[Collected data]
*****

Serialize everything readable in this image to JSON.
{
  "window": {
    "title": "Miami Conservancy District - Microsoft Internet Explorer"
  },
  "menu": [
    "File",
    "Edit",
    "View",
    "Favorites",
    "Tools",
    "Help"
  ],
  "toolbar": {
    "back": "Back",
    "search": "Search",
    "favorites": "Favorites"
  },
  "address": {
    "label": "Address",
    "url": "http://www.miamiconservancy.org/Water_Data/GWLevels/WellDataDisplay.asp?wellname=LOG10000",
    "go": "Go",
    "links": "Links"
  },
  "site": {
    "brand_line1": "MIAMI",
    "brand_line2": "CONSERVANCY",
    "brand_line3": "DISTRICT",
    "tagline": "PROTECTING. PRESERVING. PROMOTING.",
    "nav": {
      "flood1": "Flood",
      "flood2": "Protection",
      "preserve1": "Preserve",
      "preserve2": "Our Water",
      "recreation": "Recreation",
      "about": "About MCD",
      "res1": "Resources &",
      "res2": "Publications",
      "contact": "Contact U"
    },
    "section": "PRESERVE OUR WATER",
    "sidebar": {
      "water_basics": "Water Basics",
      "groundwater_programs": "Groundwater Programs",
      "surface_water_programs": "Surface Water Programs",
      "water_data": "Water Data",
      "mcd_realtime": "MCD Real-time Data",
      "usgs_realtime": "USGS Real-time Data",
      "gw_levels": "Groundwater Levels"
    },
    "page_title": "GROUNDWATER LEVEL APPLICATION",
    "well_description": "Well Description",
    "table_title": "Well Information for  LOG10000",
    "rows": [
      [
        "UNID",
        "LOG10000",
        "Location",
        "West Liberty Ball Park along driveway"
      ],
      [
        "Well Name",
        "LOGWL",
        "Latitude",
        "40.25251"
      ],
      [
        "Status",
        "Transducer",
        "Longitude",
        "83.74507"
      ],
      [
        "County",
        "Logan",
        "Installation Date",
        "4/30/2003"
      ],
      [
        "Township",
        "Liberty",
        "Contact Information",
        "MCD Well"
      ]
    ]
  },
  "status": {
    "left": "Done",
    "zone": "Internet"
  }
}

*****

▶ [What needs to be done]: Work out how many lines in the entries hold the string "Contact". Your answer should consist solely of that number.

▶ [Expected answer]: 2